Dataset records:
····················

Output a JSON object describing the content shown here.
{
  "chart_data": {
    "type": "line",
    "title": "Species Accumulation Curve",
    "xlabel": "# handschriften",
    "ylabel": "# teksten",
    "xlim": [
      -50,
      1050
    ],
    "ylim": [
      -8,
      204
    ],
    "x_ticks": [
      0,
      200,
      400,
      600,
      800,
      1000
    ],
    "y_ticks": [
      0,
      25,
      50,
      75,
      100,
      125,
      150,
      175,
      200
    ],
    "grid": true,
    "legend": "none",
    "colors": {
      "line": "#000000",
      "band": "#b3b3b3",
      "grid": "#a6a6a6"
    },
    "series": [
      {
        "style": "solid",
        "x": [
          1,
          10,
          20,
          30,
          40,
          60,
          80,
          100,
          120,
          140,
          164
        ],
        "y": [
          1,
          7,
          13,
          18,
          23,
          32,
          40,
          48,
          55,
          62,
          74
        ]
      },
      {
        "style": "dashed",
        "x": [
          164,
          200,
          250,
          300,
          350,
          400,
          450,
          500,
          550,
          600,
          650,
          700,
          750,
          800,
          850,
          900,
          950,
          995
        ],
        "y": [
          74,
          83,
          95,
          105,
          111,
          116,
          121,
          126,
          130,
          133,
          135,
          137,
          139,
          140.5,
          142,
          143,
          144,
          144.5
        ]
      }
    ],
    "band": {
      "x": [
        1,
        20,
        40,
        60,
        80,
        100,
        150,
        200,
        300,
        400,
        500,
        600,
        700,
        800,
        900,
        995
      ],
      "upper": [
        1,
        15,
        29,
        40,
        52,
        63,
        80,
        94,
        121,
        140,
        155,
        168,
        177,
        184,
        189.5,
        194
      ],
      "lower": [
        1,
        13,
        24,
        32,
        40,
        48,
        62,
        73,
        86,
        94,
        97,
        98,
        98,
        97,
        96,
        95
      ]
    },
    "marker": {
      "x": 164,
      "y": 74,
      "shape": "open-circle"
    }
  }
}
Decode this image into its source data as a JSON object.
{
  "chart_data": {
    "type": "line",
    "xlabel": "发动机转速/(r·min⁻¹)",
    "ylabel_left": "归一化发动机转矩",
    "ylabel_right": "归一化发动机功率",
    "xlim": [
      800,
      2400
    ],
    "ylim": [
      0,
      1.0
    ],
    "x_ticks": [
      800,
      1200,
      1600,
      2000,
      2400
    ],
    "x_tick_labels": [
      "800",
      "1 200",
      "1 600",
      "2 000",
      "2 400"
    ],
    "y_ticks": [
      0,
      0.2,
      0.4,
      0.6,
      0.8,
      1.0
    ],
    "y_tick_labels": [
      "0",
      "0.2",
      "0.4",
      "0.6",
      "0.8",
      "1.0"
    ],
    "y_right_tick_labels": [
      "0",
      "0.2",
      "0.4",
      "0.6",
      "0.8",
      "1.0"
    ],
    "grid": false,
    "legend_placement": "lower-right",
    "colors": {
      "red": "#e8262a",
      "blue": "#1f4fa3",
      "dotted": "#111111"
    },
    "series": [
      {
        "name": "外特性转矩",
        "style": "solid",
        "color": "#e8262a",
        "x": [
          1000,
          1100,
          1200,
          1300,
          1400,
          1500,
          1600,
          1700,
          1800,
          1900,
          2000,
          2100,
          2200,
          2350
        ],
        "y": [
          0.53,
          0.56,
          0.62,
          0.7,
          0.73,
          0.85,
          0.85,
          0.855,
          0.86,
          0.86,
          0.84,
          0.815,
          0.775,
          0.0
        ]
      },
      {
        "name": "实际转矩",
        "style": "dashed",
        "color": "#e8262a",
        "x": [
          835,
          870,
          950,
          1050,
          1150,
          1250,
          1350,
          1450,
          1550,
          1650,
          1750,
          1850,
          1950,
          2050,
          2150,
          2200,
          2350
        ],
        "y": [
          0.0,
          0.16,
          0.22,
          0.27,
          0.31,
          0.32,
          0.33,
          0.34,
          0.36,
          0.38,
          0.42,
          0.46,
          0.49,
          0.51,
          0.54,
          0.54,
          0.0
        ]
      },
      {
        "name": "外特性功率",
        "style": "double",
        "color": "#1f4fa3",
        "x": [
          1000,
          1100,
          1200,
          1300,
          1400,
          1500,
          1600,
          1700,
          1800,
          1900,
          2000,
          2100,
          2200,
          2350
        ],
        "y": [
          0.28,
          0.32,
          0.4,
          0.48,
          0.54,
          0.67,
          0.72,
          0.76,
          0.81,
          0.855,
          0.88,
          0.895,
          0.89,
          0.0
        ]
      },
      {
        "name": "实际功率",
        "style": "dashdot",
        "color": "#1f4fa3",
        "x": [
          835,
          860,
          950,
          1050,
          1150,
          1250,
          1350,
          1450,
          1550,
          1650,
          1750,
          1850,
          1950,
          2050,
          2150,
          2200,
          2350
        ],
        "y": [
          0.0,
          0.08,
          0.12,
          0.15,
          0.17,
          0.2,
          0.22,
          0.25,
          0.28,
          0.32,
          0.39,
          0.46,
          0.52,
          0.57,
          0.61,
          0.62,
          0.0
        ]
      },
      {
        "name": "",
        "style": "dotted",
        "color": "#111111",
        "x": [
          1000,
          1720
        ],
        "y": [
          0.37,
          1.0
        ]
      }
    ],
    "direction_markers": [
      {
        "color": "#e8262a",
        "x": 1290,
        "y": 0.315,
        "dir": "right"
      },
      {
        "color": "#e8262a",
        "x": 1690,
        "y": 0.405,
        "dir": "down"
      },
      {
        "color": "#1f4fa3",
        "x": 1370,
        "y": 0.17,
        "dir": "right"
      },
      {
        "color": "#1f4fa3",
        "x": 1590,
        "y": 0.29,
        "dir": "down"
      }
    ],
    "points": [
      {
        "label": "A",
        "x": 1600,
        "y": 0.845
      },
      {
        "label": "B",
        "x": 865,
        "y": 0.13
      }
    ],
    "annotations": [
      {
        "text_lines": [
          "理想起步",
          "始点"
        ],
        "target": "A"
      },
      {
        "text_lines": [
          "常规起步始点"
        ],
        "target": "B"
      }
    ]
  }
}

····················

Problem description: Everything in the listing above should be restated exactly.

Exercise result:
Output a JSON object describing the content shown here.
{
  "chart_data": {
    "type": "line",
    "title": "Species Accumulation Curve",
    "xlabel": "# handschriften",
    "ylabel": "# teksten",
    "xlim": [
      -50,
      1050
    ],
    "ylim": [
      -8,
      204
    ],
    "x_ticks": [
      0,
      200,
      400,
      600,
      800,
      1000
    ],
    "y_ticks": [
      0,
      25,
      50,
      75,
      100,
      125,
      150,
      175,
      200
    ],
    "grid": true,
    "legend": "none",
    "colors": {
      "line": "#000000",
      "band": "#b3b3b3",
      "grid": "#a6a6a6"
    },
    "series": [
      {
        "style": "solid",
        "x": [
          1,
          10,
          20,
          30,
          40,
          60,
          80,
          100,
          120,
          140,
          164
        ],
        "y": [
          1,
          7,
          13,
          18,
          23,
          32,
          40,
          48,
          55,
          62,
          74
        ]
      },
      {
        "style": "dashed",
        "x": [
          164,
          200,
          250,
          300,
          350,
          400,
          450,
          500,
          550,
          600,
          650,
          700,
          750,
          800,
          850,
          900,
          950,
          995
        ],
        "y": [
          74,
          83,
          95,
          105,
          111,
          116,
          121,
          126,
          130,
          133,
          135,
          137,
          139,
          140.5,
          142,
          143,
          144,
          144.5
        ]
      }
    ],
    "band": {
      "x": [
        1,
        20,
        40,
        60,
        80,
        100,
        150,
        200,
        300,
        400,
        500,
        600,
        700,
        800,
        900,
        995
      ],
      "upper": [
        1,
        15,
        29,
        40,
        52,
        63,
        80,
        94,
        121,
        140,
        155,
        168,
        177,
        184,
        189.5,
        194
      ],
      "lower": [
        1,
        13,
        24,
        32,
        40,
        48,
        62,
        73,
        86,
        94,
        97,
        98,
        98,
        97,
        96,
        95
      ]
    },
    "marker": {
      "x": 164,
      "y": 74,
      "shape": "open-circle"
    }
  }
}
Decode this image into its source data as a JSON object.
{
  "chart_data": {
    "type": "line",
    "xlabel": "发动机转速/(r·min⁻¹)",
    "ylabel_left": "归一化发动机转矩",
    "ylabel_right": "归一化发动机功率",
    "xlim": [
      800,
      2400
    ],
    "ylim": [
      0,
      1.0
    ],
    "x_ticks": [
      800,
      1200,
      1600,
      2000,
      2400
    ],
    "x_tick_labels": [
      "800",
      "1 200",
      "1 600",
      "2 000",
      "2 400"
    ],
    "y_ticks": [
      0,
      0.2,
      0.4,
      0.6,
      0.8,
      1.0
    ],
    "y_tick_labels": [
      "0",
      "0.2",
      "0.4",
      "0.6",
      "0.8",
      "1.0"
    ],
    "y_right_tick_labels": [
      "0",
      "0.2",
      "0.4",
      "0.6",
      "0.8",
      "1.0"
    ],
    "grid": false,
    "legend_placement": "lower-right",
    "colors": {
      "red": "#e8262a",
      "blue": "#1f4fa3",
      "dotted": "#111111"
    },
    "series": [
      {
        "name": "外特性转矩",
        "style": "solid",
        "color": "#e8262a",
        "x": [
          1000,
          1100,
          1200,
          1300,
          1400,
          1500,
          1600,
          1700,
          1800,
          1900,
          2000,
          2100,
          2200,
          2350
        ],
        "y": [
          0.53,
          0.56,
          0.62,
          0.7,
          0.73,
          0.85,
          0.85,
          0.855,
          0.86,
          0.86,
          0.84,
          0.815,
          0.775,
          0.0
        ]
      },
      {
        "name": "实际转矩",
        "style": "dashed",
        "color": "#e8262a",
        "x": [
          835,
          870,
          950,
          1050,
          1150,
          1250,
          1350,
          1450,
          1550,
          1650,
          1750,
          1850,
          1950,
          2050,
          2150,
          2200,
          2350
        ],
        "y": [
          0.0,
          0.16,
          0.22,
          0.27,
          0.31,
          0.32,
          0.33,
          0.34,
          0.36,
          0.38,
          0.42,
          0.46,
          0.49,
          0.51,
          0.54,
          0.54,
          0.0
        ]
      },
      {
        "name": "外特性功率",
        "style": "double",
        "color": "#1f4fa3",
        "x": [
          1000,
          1100,
          1200,
          1300,
          1400,
          1500,
          1600,
          1700,
          1800,
          1900,
          2000,
          2100,
          2200,
          2350
        ],
        "y": [
          0.28,
          0.32,
          0.4,
          0.48,
          0.54,
          0.67,
          0.72,
          0.76,
          0.81,
          0.855,
          0.88,
          0.895,
          0.89,
          0.0
        ]
      },
      {
        "name": "实际功率",
        "style": "dashdot",
        "color": "#1f4fa3",
        "x": [
          835,
          860,
          950,
          1050,
          1150,
          1250,
          1350,
          1450,
          1550,
          1650,
          1750,
          1850,
          1950,
          2050,
          2150,
          2200,
          2350
        ],
        "y": [
          0.0,
          0.08,
          0.12,
          0.15,
          0.17,
          0.2,
          0.22,
          0.25,
          0.28,
          0.32,
          0.39,
          0.46,
          0.52,
          0.57,
          0.61,
          0.62,
          0.0
        ]
      },
      {
        "name": "",
        "style": "dotted",
        "color": "#111111",
        "x": [
          1000,
          1720
        ],
        "y": [
          0.37,
          1.0
        ]
      }
    ],
    "direction_markers": [
      {
        "color": "#e8262a",
        "x": 1290,
        "y": 0.315,
        "dir": "right"
      },
      {
        "color": "#e8262a",
        "x": 1690,
        "y": 0.405,
        "dir": "down"
      },
      {
        "color": "#1f4fa3",
        "x": 1370,
        "y": 0.17,
        "dir": "right"
      },
      {
        "color": "#1f4fa3",
        "x": 1590,
        "y": 0.29,
        "dir": "down"
      }
    ],
    "points": [
      {
        "label": "A",
        "x": 1600,
        "y": 0.845
      },
      {
        "label": "B",
        "x": 865,
        "y": 0.13
      }
    ],
    "annotations": [
      {
        "text_lines": [
          "理想起步",
          "始点"
        ],
        "target": "A"
      },
      {
        "text_lines": [
          "常规起步始点"
        ],
        "target": "B"
      }
    ]
  }
}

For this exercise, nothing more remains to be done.